* What you have to do: Extract and list every line that contains the word "лесной".
* BEGIN Dataset records *
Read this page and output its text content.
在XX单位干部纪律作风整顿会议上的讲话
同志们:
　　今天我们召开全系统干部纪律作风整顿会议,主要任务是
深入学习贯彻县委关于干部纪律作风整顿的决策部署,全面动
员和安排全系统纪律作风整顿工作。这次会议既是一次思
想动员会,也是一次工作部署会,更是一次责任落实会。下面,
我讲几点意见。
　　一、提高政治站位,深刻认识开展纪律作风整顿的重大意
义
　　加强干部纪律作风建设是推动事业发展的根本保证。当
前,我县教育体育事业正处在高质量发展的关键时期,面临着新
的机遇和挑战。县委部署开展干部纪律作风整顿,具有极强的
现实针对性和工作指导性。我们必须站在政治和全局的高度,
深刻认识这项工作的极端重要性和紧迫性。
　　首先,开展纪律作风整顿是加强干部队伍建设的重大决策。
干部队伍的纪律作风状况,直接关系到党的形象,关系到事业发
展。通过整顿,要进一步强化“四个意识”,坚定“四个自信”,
* END Dataset records *
* BEGIN Dataset records *
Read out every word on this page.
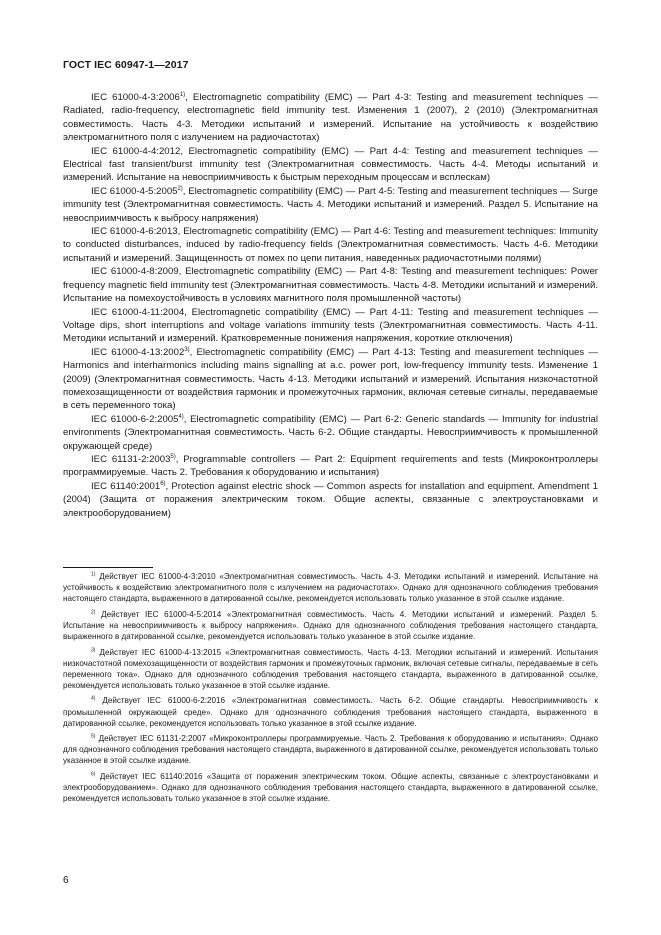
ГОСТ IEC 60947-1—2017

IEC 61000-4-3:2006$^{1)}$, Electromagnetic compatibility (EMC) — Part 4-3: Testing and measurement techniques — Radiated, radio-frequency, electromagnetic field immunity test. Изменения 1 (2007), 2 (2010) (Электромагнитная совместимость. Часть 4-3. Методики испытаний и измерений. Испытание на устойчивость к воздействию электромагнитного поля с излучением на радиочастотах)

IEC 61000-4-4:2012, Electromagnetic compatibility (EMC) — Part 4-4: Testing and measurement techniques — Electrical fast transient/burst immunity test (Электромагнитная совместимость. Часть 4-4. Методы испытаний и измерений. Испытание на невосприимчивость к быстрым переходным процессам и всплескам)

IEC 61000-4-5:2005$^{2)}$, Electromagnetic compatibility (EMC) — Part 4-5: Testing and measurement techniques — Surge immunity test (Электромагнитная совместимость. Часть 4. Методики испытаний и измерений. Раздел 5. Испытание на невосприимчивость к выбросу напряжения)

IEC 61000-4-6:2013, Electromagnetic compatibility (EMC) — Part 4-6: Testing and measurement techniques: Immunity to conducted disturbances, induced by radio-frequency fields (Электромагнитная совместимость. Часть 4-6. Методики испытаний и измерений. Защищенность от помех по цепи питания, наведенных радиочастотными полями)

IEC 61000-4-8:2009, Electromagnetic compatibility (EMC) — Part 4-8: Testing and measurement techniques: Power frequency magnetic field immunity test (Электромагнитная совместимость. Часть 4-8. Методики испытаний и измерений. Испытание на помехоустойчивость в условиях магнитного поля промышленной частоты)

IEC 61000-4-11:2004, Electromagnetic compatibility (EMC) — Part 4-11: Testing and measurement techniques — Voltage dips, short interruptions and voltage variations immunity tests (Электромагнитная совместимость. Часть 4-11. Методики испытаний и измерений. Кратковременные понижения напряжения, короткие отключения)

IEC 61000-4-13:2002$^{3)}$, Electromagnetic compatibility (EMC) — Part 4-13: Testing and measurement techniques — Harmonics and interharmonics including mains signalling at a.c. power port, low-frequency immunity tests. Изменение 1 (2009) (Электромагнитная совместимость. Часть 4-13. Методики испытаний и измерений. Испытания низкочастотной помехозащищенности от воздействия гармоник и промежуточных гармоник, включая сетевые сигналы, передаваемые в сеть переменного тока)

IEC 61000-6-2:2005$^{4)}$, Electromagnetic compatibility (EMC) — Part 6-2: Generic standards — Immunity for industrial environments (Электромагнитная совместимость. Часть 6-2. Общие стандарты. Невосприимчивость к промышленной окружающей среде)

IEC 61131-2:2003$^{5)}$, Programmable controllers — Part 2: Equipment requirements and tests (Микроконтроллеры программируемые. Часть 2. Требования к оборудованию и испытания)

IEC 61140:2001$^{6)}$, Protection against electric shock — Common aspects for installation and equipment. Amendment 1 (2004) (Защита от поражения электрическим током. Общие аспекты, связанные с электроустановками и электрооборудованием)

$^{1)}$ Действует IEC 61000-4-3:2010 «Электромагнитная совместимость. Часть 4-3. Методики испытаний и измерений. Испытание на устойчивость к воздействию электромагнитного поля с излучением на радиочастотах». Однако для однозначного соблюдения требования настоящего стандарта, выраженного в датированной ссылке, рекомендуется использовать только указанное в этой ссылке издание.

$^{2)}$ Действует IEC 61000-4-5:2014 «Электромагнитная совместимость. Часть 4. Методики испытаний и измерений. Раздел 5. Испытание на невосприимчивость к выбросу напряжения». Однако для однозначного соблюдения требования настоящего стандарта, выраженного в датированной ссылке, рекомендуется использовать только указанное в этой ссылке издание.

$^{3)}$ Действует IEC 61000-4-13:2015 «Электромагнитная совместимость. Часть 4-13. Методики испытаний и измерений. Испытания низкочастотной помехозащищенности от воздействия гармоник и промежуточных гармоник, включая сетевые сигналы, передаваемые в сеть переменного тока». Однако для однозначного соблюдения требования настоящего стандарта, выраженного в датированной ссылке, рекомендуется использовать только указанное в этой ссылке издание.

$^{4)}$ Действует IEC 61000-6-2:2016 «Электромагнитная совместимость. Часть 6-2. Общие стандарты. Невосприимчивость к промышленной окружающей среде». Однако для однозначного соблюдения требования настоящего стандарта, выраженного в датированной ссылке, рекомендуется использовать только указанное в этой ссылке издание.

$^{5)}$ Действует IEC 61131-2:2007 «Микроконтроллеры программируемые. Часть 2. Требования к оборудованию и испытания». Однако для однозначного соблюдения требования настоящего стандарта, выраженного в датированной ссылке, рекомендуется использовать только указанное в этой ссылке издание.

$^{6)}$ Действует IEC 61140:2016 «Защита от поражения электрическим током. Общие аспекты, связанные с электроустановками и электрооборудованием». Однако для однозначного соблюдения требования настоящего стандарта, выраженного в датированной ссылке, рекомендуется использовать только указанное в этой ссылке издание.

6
* END Dataset records *
* BEGIN Dataset records *
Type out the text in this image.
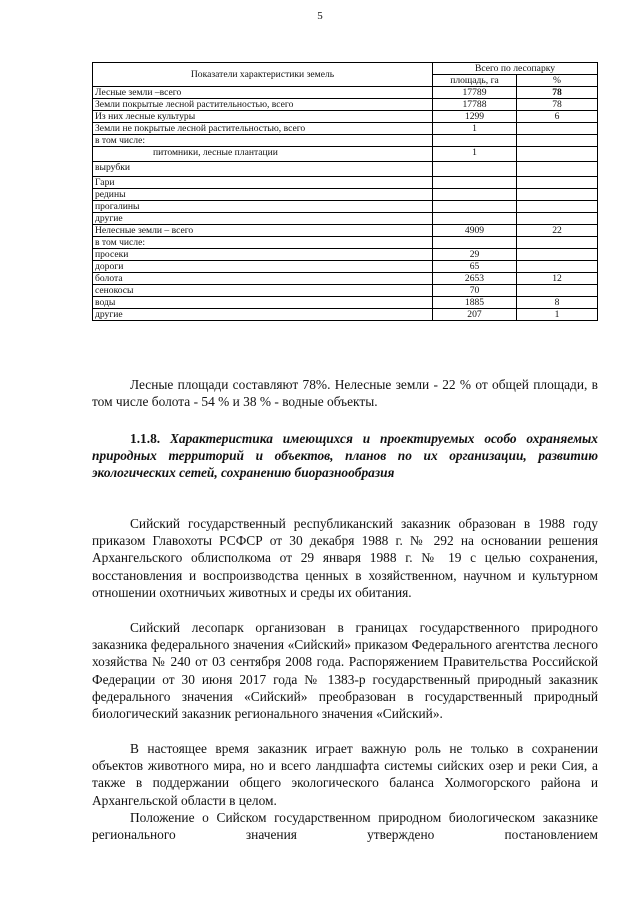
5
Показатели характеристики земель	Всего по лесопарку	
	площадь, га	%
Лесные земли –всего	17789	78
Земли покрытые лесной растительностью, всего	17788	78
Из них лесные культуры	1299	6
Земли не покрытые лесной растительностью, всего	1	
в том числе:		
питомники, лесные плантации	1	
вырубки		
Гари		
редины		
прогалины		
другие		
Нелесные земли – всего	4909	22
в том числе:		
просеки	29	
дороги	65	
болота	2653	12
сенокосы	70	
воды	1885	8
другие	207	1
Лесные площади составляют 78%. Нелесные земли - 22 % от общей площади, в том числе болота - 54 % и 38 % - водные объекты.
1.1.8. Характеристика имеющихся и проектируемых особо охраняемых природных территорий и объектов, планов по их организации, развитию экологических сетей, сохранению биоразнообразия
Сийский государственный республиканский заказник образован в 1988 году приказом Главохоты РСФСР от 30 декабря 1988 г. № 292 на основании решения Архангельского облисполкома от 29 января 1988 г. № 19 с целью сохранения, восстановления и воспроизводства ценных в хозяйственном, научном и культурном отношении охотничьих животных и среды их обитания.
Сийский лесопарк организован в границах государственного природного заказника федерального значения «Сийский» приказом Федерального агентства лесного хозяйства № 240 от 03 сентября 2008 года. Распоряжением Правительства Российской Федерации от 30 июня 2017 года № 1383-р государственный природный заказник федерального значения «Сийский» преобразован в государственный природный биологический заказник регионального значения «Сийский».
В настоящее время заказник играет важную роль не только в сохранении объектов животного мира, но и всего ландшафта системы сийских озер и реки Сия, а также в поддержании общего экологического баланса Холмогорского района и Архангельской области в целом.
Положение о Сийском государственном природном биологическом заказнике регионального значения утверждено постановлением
* END Dataset records *
* Exercise output:
Земли покрытые лесной растительностью, всего	17788	78
Земли не покрытые лесной растительностью, всего	1	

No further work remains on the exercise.